Collection entries:
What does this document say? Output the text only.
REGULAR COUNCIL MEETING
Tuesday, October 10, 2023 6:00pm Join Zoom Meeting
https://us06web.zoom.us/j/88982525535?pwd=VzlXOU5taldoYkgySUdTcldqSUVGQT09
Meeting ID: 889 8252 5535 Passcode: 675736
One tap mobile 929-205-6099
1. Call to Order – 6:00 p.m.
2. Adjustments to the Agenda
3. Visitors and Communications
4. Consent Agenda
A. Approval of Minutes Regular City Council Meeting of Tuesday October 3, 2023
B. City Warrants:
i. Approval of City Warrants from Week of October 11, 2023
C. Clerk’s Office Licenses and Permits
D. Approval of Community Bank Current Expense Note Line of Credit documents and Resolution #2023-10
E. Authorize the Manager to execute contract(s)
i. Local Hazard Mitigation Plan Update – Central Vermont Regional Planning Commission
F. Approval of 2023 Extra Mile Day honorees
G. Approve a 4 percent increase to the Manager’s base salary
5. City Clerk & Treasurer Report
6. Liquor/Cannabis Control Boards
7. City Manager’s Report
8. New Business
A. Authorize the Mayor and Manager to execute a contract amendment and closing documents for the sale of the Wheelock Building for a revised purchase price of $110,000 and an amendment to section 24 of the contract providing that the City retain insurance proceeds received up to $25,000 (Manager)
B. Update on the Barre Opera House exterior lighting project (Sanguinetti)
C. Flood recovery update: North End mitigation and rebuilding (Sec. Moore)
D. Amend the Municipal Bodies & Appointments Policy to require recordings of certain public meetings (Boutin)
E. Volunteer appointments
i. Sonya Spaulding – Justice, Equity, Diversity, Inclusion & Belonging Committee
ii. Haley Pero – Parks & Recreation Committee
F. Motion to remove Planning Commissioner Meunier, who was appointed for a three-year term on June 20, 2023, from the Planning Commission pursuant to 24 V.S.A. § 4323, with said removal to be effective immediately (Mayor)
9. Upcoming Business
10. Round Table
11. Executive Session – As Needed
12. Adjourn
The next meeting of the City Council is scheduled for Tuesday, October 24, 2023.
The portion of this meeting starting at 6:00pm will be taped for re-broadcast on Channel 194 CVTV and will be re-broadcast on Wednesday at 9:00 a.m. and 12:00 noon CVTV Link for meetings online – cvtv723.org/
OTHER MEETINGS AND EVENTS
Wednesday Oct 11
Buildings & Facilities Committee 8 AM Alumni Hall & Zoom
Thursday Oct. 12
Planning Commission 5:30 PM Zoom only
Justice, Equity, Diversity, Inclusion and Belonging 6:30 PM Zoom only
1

__Work to do__.
Hand back the material above in full, exactly as written.

__Worked solution__.
What does this document say? Output the text only.
REGULAR COUNCIL MEETING
Tuesday, October 10, 2023 6:00pm Join Zoom Meeting
https://us06web.zoom.us/j/88982525535?pwd=VzlXOU5taldoYkgySUdTcldqSUVGQT09
Meeting ID: 889 8252 5535 Passcode: 675736
One tap mobile 929-205-6099
1. Call to Order – 6:00 p.m.
2. Adjustments to the Agenda
3. Visitors and Communications
4. Consent Agenda
A. Approval of Minutes Regular City Council Meeting of Tuesday October 3, 2023
B. City Warrants:
i. Approval of City Warrants from Week of October 11, 2023
C. Clerk’s Office Licenses and Permits
D. Approval of Community Bank Current Expense Note Line of Credit documents and Resolution #2023-10
E. Authorize the Manager to execute contract(s)
i. Local Hazard Mitigation Plan Update – Central Vermont Regional Planning Commission
F. Approval of 2023 Extra Mile Day honorees
G. Approve a 4 percent increase to the Manager’s base salary
5. City Clerk & Treasurer Report
6. Liquor/Cannabis Control Boards
7. City Manager’s Report
8. New Business
A. Authorize the Mayor and Manager to execute a contract amendment and closing documents for the sale of the Wheelock Building for a revised purchase price of $110,000 and an amendment to section 24 of the contract providing that the City retain insurance proceeds received up to $25,000 (Manager)
B. Update on the Barre Opera House exterior lighting project (Sanguinetti)
C. Flood recovery update: North End mitigation and rebuilding (Sec. Moore)
D. Amend the Municipal Bodies & Appointments Policy to require recordings of certain public meetings (Boutin)
E. Volunteer appointments
i. Sonya Spaulding – Justice, Equity, Diversity, Inclusion & Belonging Committee
ii. Haley Pero – Parks & Recreation Committee
F. Motion to remove Planning Commissioner Meunier, who was appointed for a three-year term on June 20, 2023, from the Planning Commission pursuant to 24 V.S.A. § 4323, with said removal to be effective immediately (Mayor)
9. Upcoming Business
10. Round Table
11. Executive Session – As Needed
12. Adjourn
The next meeting of the City Council is scheduled for Tuesday, October 24, 2023.
The portion of this meeting starting at 6:00pm will be taped for re-broadcast on Channel 194 CVTV and will be re-broadcast on Wednesday at 9:00 a.m. and 12:00 noon CVTV Link for meetings online – cvtv723.org/
OTHER MEETINGS AND EVENTS
Wednesday Oct 11
Buildings & Facilities Committee 8 AM Alumni Hall & Zoom
Thursday Oct. 12
Planning Commission 5:30 PM Zoom only
Justice, Equity, Diversity, Inclusion and Belonging 6:30 PM Zoom only
1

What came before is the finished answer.